**Input material:**
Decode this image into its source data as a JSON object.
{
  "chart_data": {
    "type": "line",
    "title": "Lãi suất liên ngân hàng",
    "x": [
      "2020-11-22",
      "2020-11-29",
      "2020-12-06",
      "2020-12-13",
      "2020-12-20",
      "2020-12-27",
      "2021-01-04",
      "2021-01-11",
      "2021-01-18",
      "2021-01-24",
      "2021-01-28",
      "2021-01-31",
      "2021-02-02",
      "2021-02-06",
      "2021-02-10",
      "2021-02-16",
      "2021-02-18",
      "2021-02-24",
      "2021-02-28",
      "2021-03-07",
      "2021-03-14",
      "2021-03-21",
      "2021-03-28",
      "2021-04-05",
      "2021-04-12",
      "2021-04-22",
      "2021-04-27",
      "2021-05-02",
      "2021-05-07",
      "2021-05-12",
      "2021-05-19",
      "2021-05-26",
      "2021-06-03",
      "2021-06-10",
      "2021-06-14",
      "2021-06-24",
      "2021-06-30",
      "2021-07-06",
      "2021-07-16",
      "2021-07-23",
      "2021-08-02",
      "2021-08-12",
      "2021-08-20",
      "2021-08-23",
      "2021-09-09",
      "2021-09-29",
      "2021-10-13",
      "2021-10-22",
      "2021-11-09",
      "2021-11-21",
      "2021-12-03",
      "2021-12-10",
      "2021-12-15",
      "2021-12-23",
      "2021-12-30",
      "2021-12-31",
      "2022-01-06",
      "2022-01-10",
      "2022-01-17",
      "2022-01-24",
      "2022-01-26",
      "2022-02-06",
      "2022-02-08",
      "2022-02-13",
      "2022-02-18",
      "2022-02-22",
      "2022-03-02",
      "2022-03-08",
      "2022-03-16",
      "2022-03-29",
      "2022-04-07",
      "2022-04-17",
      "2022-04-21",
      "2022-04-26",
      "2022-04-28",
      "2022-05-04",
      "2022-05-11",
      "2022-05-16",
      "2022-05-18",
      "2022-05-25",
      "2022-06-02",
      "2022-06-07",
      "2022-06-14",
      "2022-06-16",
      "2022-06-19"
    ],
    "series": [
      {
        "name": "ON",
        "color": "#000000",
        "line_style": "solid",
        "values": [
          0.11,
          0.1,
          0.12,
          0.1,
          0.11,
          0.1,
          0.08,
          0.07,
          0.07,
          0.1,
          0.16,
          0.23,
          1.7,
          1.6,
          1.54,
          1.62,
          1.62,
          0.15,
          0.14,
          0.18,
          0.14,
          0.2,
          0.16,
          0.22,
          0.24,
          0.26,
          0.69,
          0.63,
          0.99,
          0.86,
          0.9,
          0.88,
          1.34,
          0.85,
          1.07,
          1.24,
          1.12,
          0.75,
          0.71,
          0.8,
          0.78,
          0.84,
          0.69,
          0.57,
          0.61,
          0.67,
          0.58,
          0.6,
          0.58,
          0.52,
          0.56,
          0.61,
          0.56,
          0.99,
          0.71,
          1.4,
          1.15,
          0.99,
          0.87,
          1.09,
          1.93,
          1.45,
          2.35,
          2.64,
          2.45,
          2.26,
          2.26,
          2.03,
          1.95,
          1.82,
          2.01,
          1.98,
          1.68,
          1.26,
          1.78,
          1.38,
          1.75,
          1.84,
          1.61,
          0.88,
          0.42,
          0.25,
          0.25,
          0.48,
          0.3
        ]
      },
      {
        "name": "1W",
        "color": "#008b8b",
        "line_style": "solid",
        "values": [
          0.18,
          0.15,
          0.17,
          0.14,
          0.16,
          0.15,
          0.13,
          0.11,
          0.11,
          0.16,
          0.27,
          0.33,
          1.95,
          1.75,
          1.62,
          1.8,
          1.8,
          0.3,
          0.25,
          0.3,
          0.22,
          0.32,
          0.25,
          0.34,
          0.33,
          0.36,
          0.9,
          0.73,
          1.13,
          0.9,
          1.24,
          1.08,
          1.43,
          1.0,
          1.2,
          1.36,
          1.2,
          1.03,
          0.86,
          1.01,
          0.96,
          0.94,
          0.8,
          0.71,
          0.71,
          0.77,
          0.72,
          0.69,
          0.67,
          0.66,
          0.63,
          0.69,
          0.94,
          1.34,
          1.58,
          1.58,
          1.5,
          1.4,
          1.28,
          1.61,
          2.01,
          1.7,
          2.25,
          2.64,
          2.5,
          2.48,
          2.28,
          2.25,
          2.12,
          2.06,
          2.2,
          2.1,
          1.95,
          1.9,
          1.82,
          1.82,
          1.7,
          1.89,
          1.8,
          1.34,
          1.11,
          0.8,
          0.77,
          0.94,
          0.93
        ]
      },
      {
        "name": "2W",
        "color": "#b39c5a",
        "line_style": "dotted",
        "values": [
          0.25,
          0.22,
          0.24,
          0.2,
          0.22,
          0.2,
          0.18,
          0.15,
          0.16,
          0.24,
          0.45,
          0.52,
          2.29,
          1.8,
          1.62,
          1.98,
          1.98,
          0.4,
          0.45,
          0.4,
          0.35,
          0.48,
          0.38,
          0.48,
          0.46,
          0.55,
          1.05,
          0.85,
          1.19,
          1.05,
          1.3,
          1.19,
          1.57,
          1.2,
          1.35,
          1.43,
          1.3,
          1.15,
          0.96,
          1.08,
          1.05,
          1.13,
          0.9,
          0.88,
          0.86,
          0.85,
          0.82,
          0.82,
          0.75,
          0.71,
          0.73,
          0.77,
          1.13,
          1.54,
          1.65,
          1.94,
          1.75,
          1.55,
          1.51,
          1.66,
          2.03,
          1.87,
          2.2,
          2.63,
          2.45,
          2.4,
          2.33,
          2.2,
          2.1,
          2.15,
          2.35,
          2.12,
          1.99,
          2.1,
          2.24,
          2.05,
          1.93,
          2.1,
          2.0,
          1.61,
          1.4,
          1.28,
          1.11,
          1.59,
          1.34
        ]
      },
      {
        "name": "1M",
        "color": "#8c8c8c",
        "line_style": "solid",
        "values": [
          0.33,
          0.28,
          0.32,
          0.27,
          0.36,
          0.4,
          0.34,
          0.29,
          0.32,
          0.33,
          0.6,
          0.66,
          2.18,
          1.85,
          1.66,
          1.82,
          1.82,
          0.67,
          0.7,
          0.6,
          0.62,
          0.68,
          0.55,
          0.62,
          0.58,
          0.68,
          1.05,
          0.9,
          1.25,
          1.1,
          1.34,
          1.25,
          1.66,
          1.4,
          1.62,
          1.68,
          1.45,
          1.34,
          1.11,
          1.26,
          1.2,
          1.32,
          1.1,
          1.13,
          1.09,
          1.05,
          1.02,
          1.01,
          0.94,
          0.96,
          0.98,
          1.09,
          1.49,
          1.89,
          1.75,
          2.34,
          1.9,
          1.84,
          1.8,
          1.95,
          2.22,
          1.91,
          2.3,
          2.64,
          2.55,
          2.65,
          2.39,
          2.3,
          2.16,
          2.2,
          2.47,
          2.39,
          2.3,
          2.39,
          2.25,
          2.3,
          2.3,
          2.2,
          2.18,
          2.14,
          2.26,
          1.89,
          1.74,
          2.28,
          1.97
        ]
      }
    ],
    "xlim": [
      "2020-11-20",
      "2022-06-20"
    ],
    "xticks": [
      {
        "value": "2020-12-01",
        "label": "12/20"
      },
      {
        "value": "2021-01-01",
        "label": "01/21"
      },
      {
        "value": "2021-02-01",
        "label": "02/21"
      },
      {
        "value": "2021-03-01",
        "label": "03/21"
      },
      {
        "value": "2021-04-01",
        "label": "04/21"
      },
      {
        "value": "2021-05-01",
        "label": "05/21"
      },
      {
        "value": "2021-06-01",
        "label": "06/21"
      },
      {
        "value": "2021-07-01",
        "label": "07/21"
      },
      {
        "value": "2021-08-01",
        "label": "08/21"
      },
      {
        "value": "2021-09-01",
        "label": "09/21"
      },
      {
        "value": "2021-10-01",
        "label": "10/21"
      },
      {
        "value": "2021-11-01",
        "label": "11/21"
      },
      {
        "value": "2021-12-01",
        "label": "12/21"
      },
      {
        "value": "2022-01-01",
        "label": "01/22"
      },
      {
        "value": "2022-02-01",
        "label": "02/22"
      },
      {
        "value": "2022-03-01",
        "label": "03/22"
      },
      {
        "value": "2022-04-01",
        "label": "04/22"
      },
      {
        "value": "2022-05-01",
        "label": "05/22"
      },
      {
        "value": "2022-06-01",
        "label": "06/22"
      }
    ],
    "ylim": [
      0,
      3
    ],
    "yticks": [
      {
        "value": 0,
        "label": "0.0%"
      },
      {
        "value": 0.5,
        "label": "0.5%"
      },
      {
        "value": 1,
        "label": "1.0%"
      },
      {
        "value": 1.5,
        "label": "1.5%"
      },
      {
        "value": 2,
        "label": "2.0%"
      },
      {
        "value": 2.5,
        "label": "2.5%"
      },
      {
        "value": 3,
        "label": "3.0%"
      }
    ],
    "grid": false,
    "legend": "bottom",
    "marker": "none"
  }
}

**Stated problem:**
Find all lines holding the string "color" and copy them.

**Final answer:**
        "color": "#000000",
        "color": "#008b8b",
        "color": "#b39c5a",
        "color": "#8c8c8c",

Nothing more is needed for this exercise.